- **Given exercise**
Look through the listing for the word "Process". Copy each line that has it.

- **Raw records**

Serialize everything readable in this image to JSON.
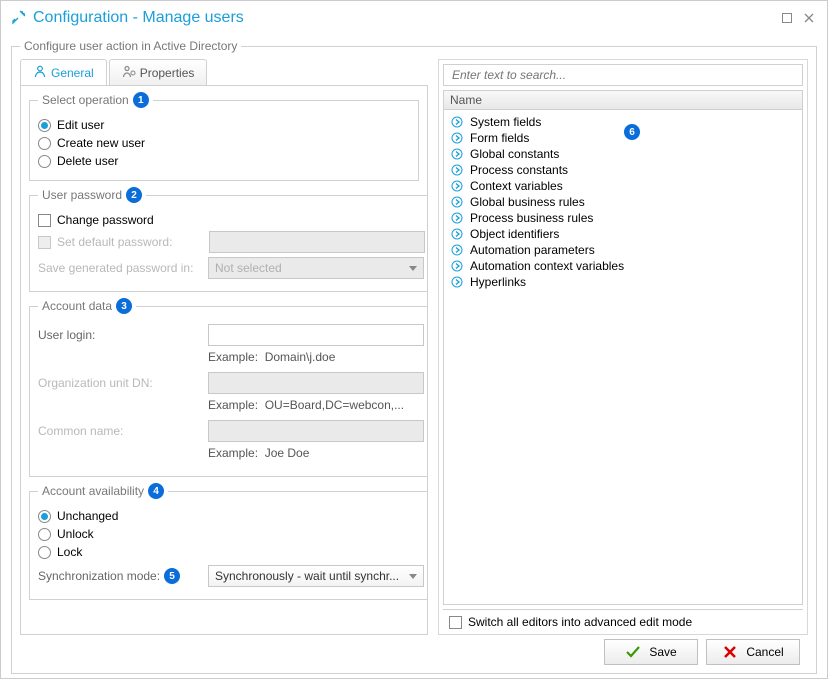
{
  "window": {
    "title": "Configuration - Manage users",
    "fieldset_title": "Configure user action in Active Directory"
  },
  "tabs": {
    "general": "General",
    "properties": "Properties"
  },
  "groups": {
    "select_op": "Select operation",
    "user_pwd": "User password",
    "account_data": "Account data",
    "account_avail": "Account availability"
  },
  "ops": {
    "edit": "Edit user",
    "create": "Create new user",
    "del": "Delete user"
  },
  "pwd": {
    "change": "Change password",
    "set_default": "Set default password:",
    "save_in": "Save generated password in:",
    "not_selected": "Not selected"
  },
  "acct": {
    "login_label": "User login:",
    "login_example_lbl": "Example:",
    "login_example": "Domain\\j.doe",
    "org_label": "Organization unit DN:",
    "org_example": "OU=Board,DC=webcon,...",
    "cn_label": "Common name:",
    "cn_example": "Joe Doe"
  },
  "avail": {
    "unchanged": "Unchanged",
    "unlock": "Unlock",
    "lock": "Lock"
  },
  "sync": {
    "label": "Synchronization mode:",
    "value": "Synchronously - wait until synchr..."
  },
  "search": {
    "placeholder": "Enter text to search...",
    "column": "Name"
  },
  "tree": [
    {
      "label": "System fields",
      "exp": true
    },
    {
      "label": "Form fields",
      "exp": true
    },
    {
      "label": "Global constants",
      "exp": true
    },
    {
      "label": "Process constants",
      "exp": false
    },
    {
      "label": "Context variables",
      "exp": true
    },
    {
      "label": "Global business rules",
      "exp": true
    },
    {
      "label": "Process business rules",
      "exp": true
    },
    {
      "label": "Object identifiers",
      "exp": true
    },
    {
      "label": "Automation parameters",
      "exp": true
    },
    {
      "label": "Automation context variables",
      "exp": true
    },
    {
      "label": "Hyperlinks",
      "exp": true
    }
  ],
  "advanced": "Switch all editors into advanced edit mode",
  "buttons": {
    "save": "Save",
    "cancel": "Cancel"
  },
  "badges": {
    "b1": "1",
    "b2": "2",
    "b3": "3",
    "b4": "4",
    "b5": "5",
    "b6": "6"
  }
}
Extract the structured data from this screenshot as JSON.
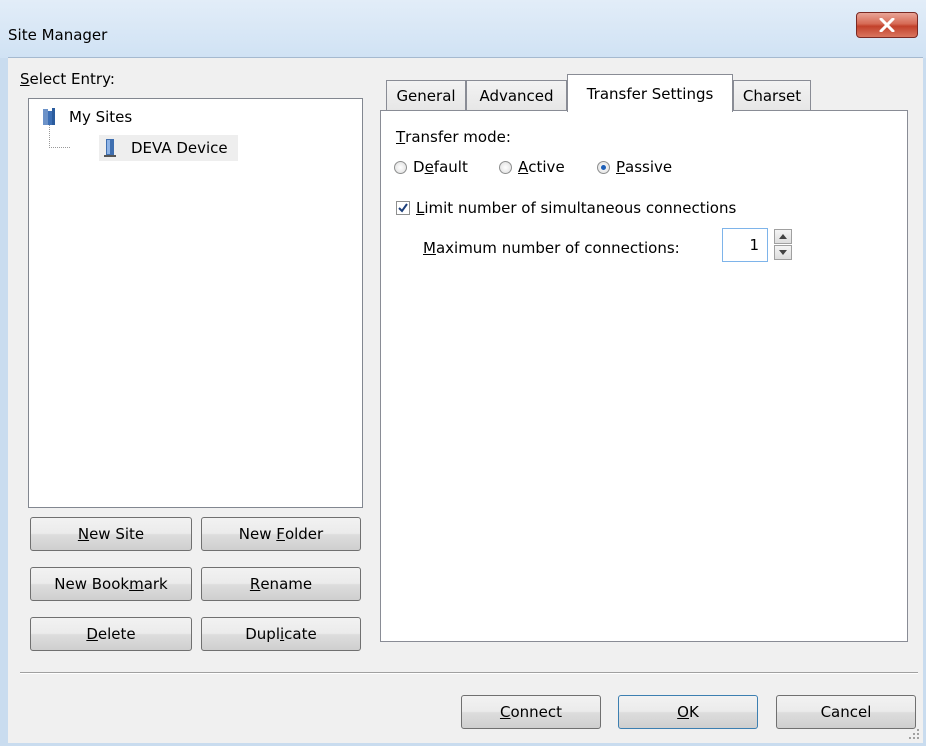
{
  "window": {
    "title": "Site Manager",
    "close_icon": "close-icon"
  },
  "entry_label": {
    "underline": "S",
    "rest": "elect Entry:"
  },
  "tree": {
    "root": {
      "label": "My Sites",
      "icon": "folder-icon"
    },
    "child": {
      "label": "DEVA Device",
      "icon": "server-icon",
      "selected": true
    }
  },
  "buttons": {
    "new_site": {
      "u": "N",
      "rest": "ew Site"
    },
    "new_folder": {
      "pre": "New ",
      "u": "F",
      "rest": "older"
    },
    "new_bookmark": {
      "pre": "New Book",
      "u": "m",
      "rest": "ark"
    },
    "rename": {
      "u": "R",
      "rest": "ename"
    },
    "delete": {
      "u": "D",
      "rest": "elete"
    },
    "duplicate": {
      "pre": "Dupl",
      "u": "i",
      "rest": "cate"
    }
  },
  "tabs": [
    {
      "label": "General"
    },
    {
      "label": "Advanced"
    },
    {
      "label": "Transfer Settings",
      "active": true
    },
    {
      "label": "Charset"
    }
  ],
  "transfer": {
    "mode_label": {
      "u": "T",
      "rest": "ransfer mode:"
    },
    "modes": [
      {
        "pre": "D",
        "u": "e",
        "rest": "fault",
        "checked": false
      },
      {
        "pre": "",
        "u": "A",
        "rest": "ctive",
        "checked": false
      },
      {
        "pre": "",
        "u": "P",
        "rest": "assive",
        "checked": true
      }
    ],
    "limit_label": {
      "u": "L",
      "rest": "imit number of simultaneous connections",
      "checked": true
    },
    "max_label": {
      "u": "M",
      "rest": "aximum number of connections:"
    },
    "max_value": "1"
  },
  "footer": {
    "connect": {
      "u": "C",
      "rest": "onnect"
    },
    "ok": {
      "u": "O",
      "rest": "K"
    },
    "cancel": "Cancel"
  }
}
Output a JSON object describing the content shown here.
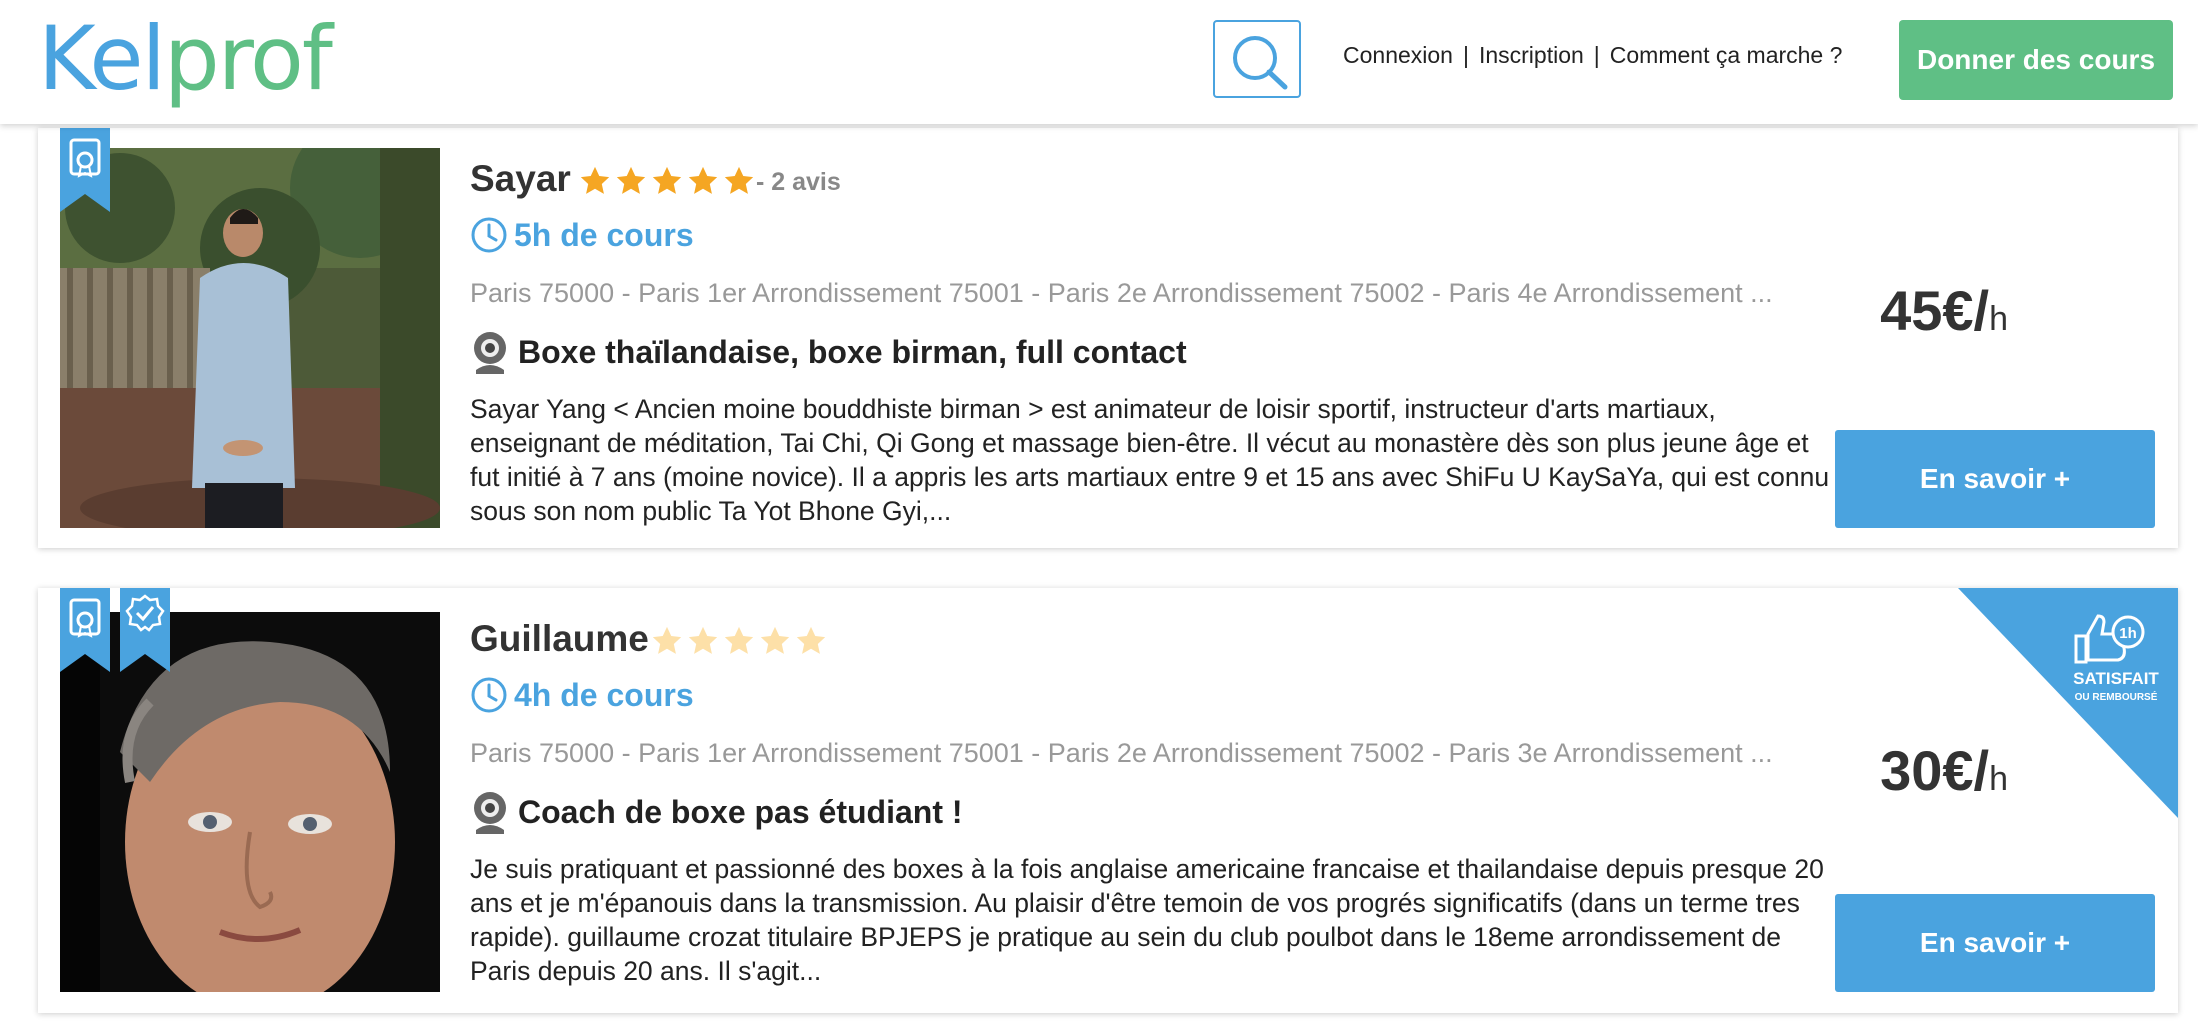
{
  "header": {
    "logo_part1": "Kel",
    "logo_part2": "prof",
    "nav": {
      "login": "Connexion",
      "signup": "Inscription",
      "how": "Comment ça marche ?",
      "separator": "|"
    },
    "cta": "Donner des cours"
  },
  "teachers": [
    {
      "name": "Sayar",
      "rating": 5,
      "reviews": "- 2 avis",
      "hours": "5h de cours",
      "locations": "Paris 75000 - Paris 1er Arrondissement 75001 - Paris 2e Arrondissement 75002 - Paris 4e Arrondissement ...",
      "title": "Boxe thaïlandaise, boxe birman, full contact",
      "description": "Sayar Yang < Ancien moine bouddhiste birman > est animateur de loisir sportif, instructeur d'arts martiaux, enseignant de méditation, Tai Chi, Qi Gong et massage bien-être. Il vécut au monastère dès son plus jeune âge et fut initié à 7 ans (moine novice). Il a appris les arts martiaux entre 9 et 15 ans avec ShiFu U KaySaYa, qui est connu sous son nom public Ta Yot Bhone Gyi,...",
      "price": "45€/",
      "price_unit": "h",
      "button": "En savoir +"
    },
    {
      "name": "Guillaume",
      "rating": 0,
      "hours": "4h de cours",
      "locations": "Paris 75000 - Paris 1er Arrondissement 75001 - Paris 2e Arrondissement 75002 - Paris 3e Arrondissement ...",
      "title": "Coach de boxe pas étudiant !",
      "description": "Je suis pratiquant et passionné des boxes à la fois anglaise americaine francaise et thailandaise depuis presque 20 ans et je m'épanouis dans la transmission. Au plaisir d'être temoin de vos progrés significatifs (dans un terme tres rapide). guillaume crozat titulaire BPJEPS je pratique au sein du club poulbot dans le 18eme arrondissement de Paris depuis 20 ans. Il s'agit...",
      "price": "30€/",
      "price_unit": "h",
      "button": "En savoir +",
      "badge_line1": "SATISFAIT",
      "badge_line2": "OU REMBOURSÉ",
      "badge_hours": "1h"
    }
  ],
  "colors": {
    "blue": "#4aa3df",
    "green": "#5fbf85",
    "star": "#f5a623",
    "star_empty": "#fde0a8"
  },
  "icons": [
    "search-icon",
    "clock-icon",
    "webcam-icon",
    "certificate-icon",
    "verified-icon",
    "thumbs-up-icon",
    "star-icon"
  ]
}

- **Finished task**
      "label": "Process constants",
      "label": "Process business rules",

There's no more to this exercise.